Task statement:
Go through the listing and copy each line with the string "this".

Saved data entries:
● ● ● ● ● ● ●
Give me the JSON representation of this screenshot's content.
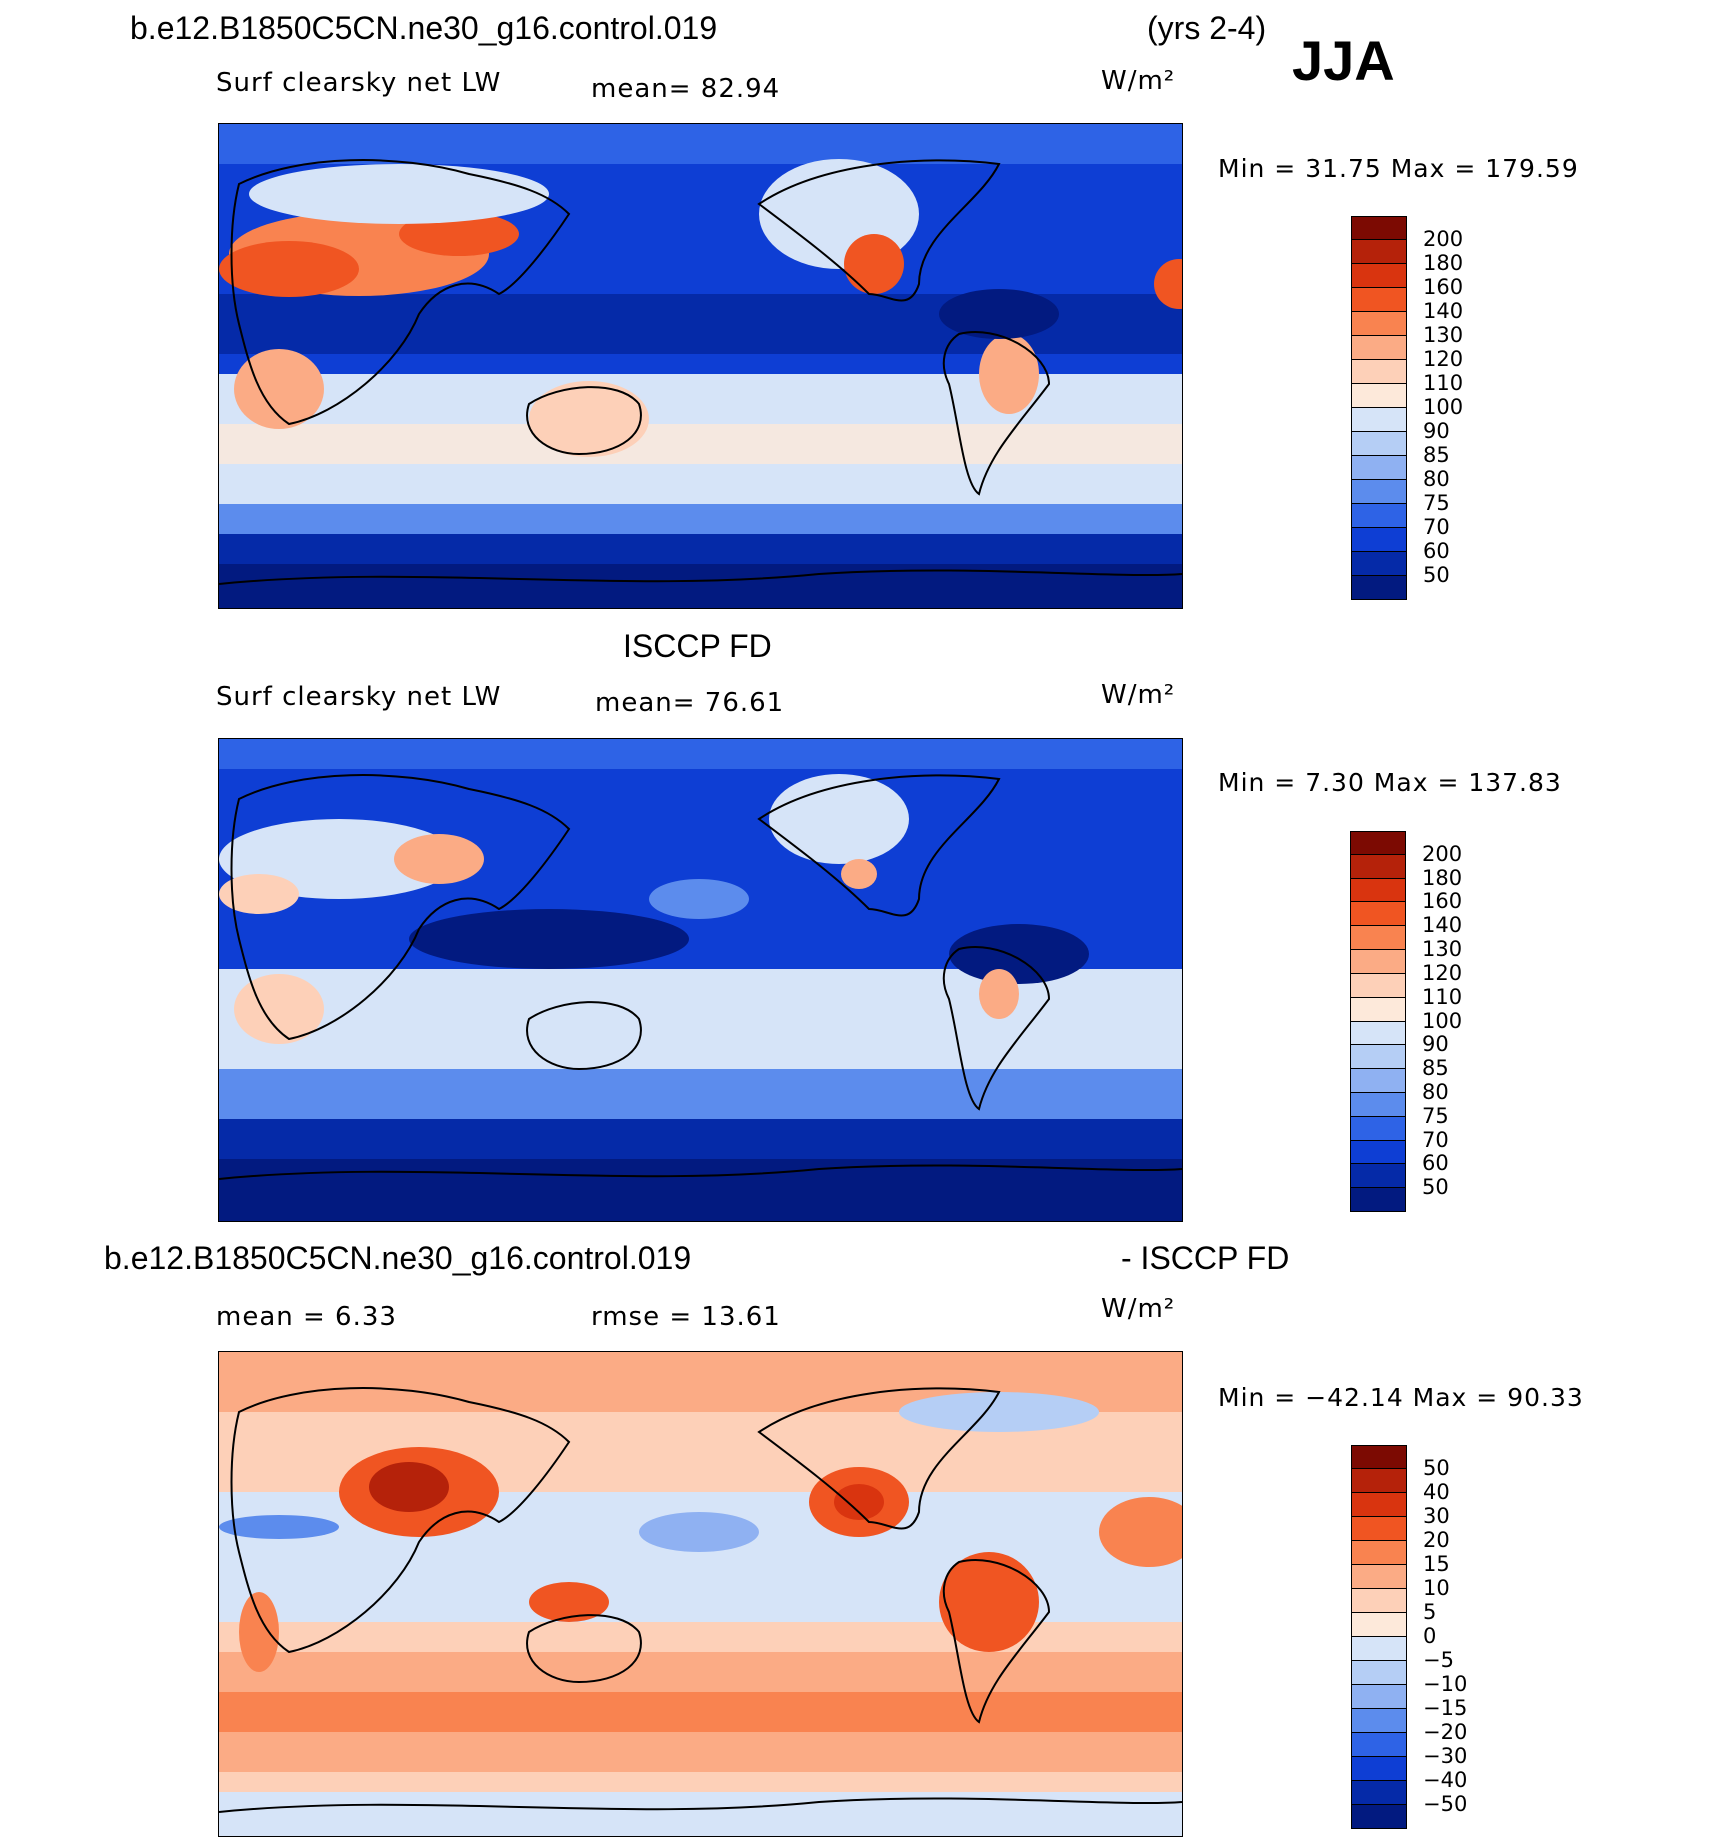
{
  "header": {
    "case_title": "b.e12.B1850C5CN.ne30_g16.control.019",
    "years": "(yrs 2-4)",
    "season": "JJA"
  },
  "panels": [
    {
      "id": "model",
      "title": "",
      "variable": "Surf clearsky net LW",
      "stat_text": "mean=   82.94",
      "units": "W/m²",
      "min_max": "Min =   31.75 Max = 179.59",
      "colorbar_labels": [
        "200",
        "180",
        "160",
        "140",
        "130",
        "120",
        "110",
        "100",
        "90",
        "85",
        "80",
        "75",
        "70",
        "60",
        "50"
      ],
      "colorbar_colors": [
        "#7c0a02",
        "#b5220a",
        "#d9340f",
        "#f05522",
        "#f98350",
        "#fbab85",
        "#fdd0b8",
        "#fde9da",
        "#d6e4f8",
        "#b5cef5",
        "#8fb1f2",
        "#5c8ced",
        "#2e63e6",
        "#0e3ed4",
        "#052aa8",
        "#021a80"
      ]
    },
    {
      "id": "obs",
      "title": "ISCCP FD",
      "variable": "Surf clearsky net LW",
      "stat_text": "mean=   76.61",
      "units": "W/m²",
      "min_max": "Min =    7.30 Max = 137.83",
      "colorbar_labels": [
        "200",
        "180",
        "160",
        "140",
        "130",
        "120",
        "110",
        "100",
        "90",
        "85",
        "80",
        "75",
        "70",
        "60",
        "50"
      ],
      "colorbar_colors": [
        "#7c0a02",
        "#b5220a",
        "#d9340f",
        "#f05522",
        "#f98350",
        "#fbab85",
        "#fdd0b8",
        "#fde9da",
        "#d6e4f8",
        "#b5cef5",
        "#8fb1f2",
        "#5c8ced",
        "#2e63e6",
        "#0e3ed4",
        "#052aa8",
        "#021a80"
      ]
    },
    {
      "id": "diff",
      "title_left": "b.e12.B1850C5CN.ne30_g16.control.019",
      "title_right": "- ISCCP FD",
      "stat_text": "mean =    6.33",
      "stat_text2": "rmse =   13.61",
      "units": "W/m²",
      "min_max": "Min = −42.14 Max =   90.33",
      "colorbar_labels": [
        "50",
        "40",
        "30",
        "20",
        "15",
        "10",
        "5",
        "0",
        "−5",
        "−10",
        "−15",
        "−20",
        "−30",
        "−40",
        "−50"
      ],
      "colorbar_colors": [
        "#7c0a02",
        "#b5220a",
        "#d9340f",
        "#f05522",
        "#f98350",
        "#fbab85",
        "#fdd0b8",
        "#fde9da",
        "#d6e4f8",
        "#b5cef5",
        "#8fb1f2",
        "#5c8ced",
        "#2e63e6",
        "#0e3ed4",
        "#052aa8",
        "#021a80"
      ]
    }
  ]
}
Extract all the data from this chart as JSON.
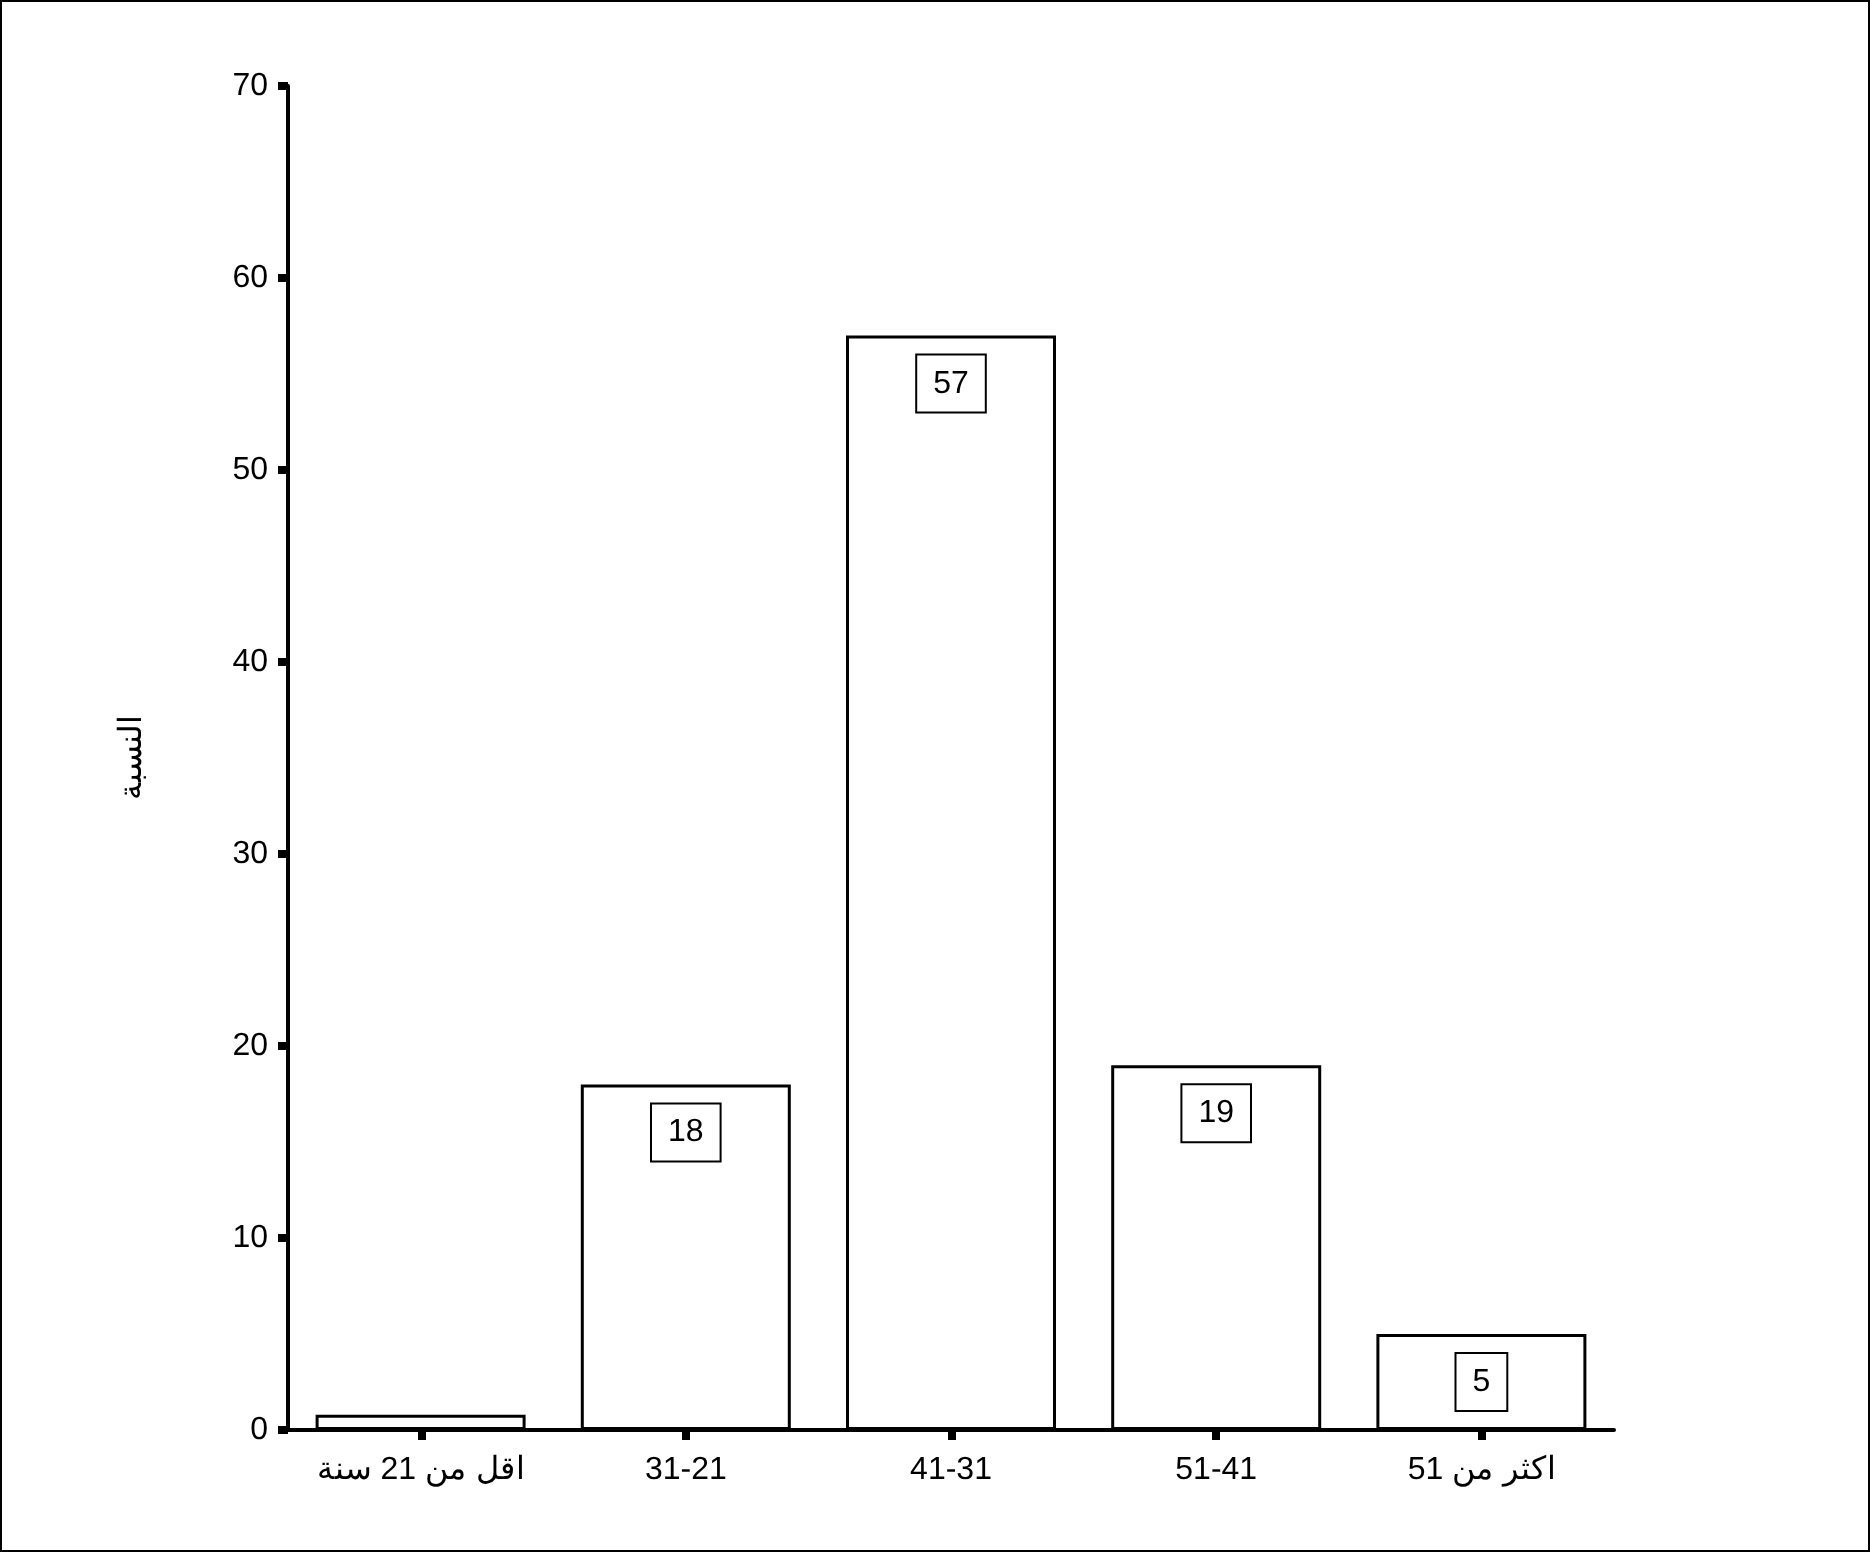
{
  "chart_data": {
    "type": "bar",
    "ylabel": "النسبة",
    "categories": [
      "اقل من 21 سنة",
      "31-21",
      "41-31",
      "51-41",
      "اكثر من 51"
    ],
    "values": [
      0.8,
      18,
      57,
      19,
      5
    ],
    "value_labels": [
      null,
      "18",
      "57",
      "19",
      "5"
    ],
    "color": "#ffffff",
    "ylim": [
      0,
      70
    ],
    "yticks": [
      0,
      10,
      20,
      30,
      40,
      50,
      60,
      70
    ],
    "grid": false
  }
}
● ● ● ● ● ● ●
The response:
Give me the JSON representation of this screenshot's content.
Extract all the data from this chart as JSON.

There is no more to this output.